Dataset items:
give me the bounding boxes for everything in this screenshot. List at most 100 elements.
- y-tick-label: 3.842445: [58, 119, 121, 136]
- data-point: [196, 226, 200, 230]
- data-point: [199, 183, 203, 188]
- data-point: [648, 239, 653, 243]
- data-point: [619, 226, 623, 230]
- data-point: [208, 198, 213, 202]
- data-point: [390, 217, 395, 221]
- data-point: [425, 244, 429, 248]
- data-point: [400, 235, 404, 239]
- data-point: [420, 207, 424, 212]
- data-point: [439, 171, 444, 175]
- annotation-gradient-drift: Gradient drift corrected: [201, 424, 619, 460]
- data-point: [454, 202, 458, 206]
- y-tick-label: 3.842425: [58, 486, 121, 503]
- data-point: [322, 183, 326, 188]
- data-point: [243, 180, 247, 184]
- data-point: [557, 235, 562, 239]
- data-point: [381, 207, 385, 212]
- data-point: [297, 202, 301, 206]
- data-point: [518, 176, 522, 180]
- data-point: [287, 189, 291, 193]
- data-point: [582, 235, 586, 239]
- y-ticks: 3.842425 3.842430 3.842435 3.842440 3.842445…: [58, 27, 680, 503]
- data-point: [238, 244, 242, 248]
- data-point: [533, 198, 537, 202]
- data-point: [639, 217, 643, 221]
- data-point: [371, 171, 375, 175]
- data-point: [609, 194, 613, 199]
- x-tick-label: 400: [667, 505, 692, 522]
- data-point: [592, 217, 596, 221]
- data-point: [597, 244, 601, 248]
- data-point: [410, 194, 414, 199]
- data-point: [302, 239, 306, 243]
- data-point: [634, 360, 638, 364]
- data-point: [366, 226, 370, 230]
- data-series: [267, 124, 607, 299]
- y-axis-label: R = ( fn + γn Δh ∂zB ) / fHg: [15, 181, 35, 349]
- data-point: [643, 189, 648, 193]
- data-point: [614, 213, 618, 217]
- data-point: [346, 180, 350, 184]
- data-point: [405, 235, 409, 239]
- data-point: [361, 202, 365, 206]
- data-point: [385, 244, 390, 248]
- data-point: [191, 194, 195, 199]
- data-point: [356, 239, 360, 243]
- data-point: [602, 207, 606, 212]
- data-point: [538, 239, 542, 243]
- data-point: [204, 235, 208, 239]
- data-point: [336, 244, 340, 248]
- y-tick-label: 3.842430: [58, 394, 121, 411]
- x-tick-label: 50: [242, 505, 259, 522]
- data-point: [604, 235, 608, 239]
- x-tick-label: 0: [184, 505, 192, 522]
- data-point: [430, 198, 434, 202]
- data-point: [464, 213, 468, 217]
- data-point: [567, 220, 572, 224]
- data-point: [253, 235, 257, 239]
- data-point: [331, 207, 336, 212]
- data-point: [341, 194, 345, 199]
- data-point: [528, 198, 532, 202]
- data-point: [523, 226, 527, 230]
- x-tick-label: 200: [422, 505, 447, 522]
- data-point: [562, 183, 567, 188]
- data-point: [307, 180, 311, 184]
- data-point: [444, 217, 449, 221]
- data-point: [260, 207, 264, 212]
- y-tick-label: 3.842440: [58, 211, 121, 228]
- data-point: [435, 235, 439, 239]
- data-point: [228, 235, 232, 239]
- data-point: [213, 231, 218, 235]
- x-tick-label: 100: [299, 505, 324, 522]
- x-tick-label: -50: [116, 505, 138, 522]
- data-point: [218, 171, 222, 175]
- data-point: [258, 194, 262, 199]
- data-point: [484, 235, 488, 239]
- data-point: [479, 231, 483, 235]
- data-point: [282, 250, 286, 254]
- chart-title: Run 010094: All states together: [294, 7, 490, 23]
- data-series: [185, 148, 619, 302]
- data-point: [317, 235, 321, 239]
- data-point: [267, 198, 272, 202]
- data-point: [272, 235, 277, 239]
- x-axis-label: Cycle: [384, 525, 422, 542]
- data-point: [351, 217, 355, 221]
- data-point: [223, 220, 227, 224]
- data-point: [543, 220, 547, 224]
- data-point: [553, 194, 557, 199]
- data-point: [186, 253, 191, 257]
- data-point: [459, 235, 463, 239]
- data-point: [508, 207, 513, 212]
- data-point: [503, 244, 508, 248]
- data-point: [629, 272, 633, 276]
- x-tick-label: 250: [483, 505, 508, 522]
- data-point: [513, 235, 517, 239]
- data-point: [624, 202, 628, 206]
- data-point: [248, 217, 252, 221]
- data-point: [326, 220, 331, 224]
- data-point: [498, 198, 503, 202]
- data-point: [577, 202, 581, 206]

§ **What you should do**:
Reproduce every record above line by line, changing nothing.

§ **Complete response**:
give me the bounding boxes for everything in this screenshot. List at most 100 elements.
- y-tick-label: 3.842445: [58, 119, 121, 136]
- data-point: [196, 226, 200, 230]
- data-point: [199, 183, 203, 188]
- data-point: [648, 239, 653, 243]
- data-point: [619, 226, 623, 230]
- data-point: [208, 198, 213, 202]
- data-point: [390, 217, 395, 221]
- data-point: [425, 244, 429, 248]
- data-point: [400, 235, 404, 239]
- data-point: [420, 207, 424, 212]
- data-point: [439, 171, 444, 175]
- annotation-gradient-drift: Gradient drift corrected: [201, 424, 619, 460]
- data-point: [454, 202, 458, 206]
- y-tick-label: 3.842425: [58, 486, 121, 503]
- data-point: [322, 183, 326, 188]
- data-point: [243, 180, 247, 184]
- data-point: [557, 235, 562, 239]
- data-point: [381, 207, 385, 212]
- data-point: [297, 202, 301, 206]
- data-point: [518, 176, 522, 180]
- data-point: [287, 189, 291, 193]
- data-point: [582, 235, 586, 239]
- y-ticks: 3.842425 3.842430 3.842435 3.842440 3.842445…: [58, 27, 680, 503]
- data-point: [238, 244, 242, 248]
- data-point: [533, 198, 537, 202]
- data-point: [639, 217, 643, 221]
- data-point: [371, 171, 375, 175]
- data-point: [609, 194, 613, 199]
- x-tick-label: 400: [667, 505, 692, 522]
- data-point: [592, 217, 596, 221]
- data-point: [597, 244, 601, 248]
- data-point: [410, 194, 414, 199]
- data-point: [302, 239, 306, 243]
- data-point: [634, 360, 638, 364]
- data-point: [366, 226, 370, 230]
- data-series: [267, 124, 607, 299]
- y-axis-label: R = ( fn + γn Δh ∂zB ) / fHg: [15, 181, 35, 349]
- data-point: [643, 189, 648, 193]
- data-point: [614, 213, 618, 217]
- data-point: [346, 180, 350, 184]
- data-point: [405, 235, 409, 239]
- data-point: [361, 202, 365, 206]
- data-point: [385, 244, 390, 248]
- data-point: [191, 194, 195, 199]
- data-point: [356, 239, 360, 243]
- data-point: [602, 207, 606, 212]
- data-point: [538, 239, 542, 243]
- data-point: [204, 235, 208, 239]
- data-point: [336, 244, 340, 248]
- y-tick-label: 3.842430: [58, 394, 121, 411]
- x-tick-label: 50: [242, 505, 259, 522]
- data-point: [604, 235, 608, 239]
- x-tick-label: 0: [184, 505, 192, 522]
- data-point: [430, 198, 434, 202]
- data-point: [464, 213, 468, 217]
- data-point: [567, 220, 572, 224]
- data-point: [253, 235, 257, 239]
- data-point: [331, 207, 336, 212]
- data-point: [341, 194, 345, 199]
- data-point: [528, 198, 532, 202]
- data-point: [523, 226, 527, 230]
- x-tick-label: 200: [422, 505, 447, 522]
- data-point: [562, 183, 567, 188]
- data-point: [307, 180, 311, 184]
- data-point: [444, 217, 449, 221]
- data-point: [260, 207, 264, 212]
- y-tick-label: 3.842440: [58, 211, 121, 228]
- data-point: [435, 235, 439, 239]
- data-point: [228, 235, 232, 239]
- data-point: [213, 231, 218, 235]
- x-tick-label: 100: [299, 505, 324, 522]
- x-tick-label: -50: [116, 505, 138, 522]
- data-point: [218, 171, 222, 175]
- data-point: [258, 194, 262, 199]
- data-point: [484, 235, 488, 239]
- data-point: [479, 231, 483, 235]
- data-point: [282, 250, 286, 254]
- chart-title: Run 010094: All states together: [294, 7, 490, 23]
- data-series: [185, 148, 619, 302]
- data-point: [317, 235, 321, 239]
- data-point: [267, 198, 272, 202]
- data-point: [272, 235, 277, 239]
- x-axis-label: Cycle: [384, 525, 422, 542]
- data-point: [351, 217, 355, 221]
- data-point: [223, 220, 227, 224]
- data-point: [543, 220, 547, 224]
- data-point: [553, 194, 557, 199]
- data-point: [186, 253, 191, 257]
- data-point: [459, 235, 463, 239]
- data-point: [508, 207, 513, 212]
- data-point: [503, 244, 508, 248]
- data-point: [629, 272, 633, 276]
- x-tick-label: 250: [483, 505, 508, 522]
- data-point: [513, 235, 517, 239]
- data-point: [624, 202, 628, 206]
- data-point: [248, 217, 252, 221]
- data-point: [326, 220, 331, 224]
- data-point: [498, 198, 503, 202]
- data-point: [577, 202, 581, 206]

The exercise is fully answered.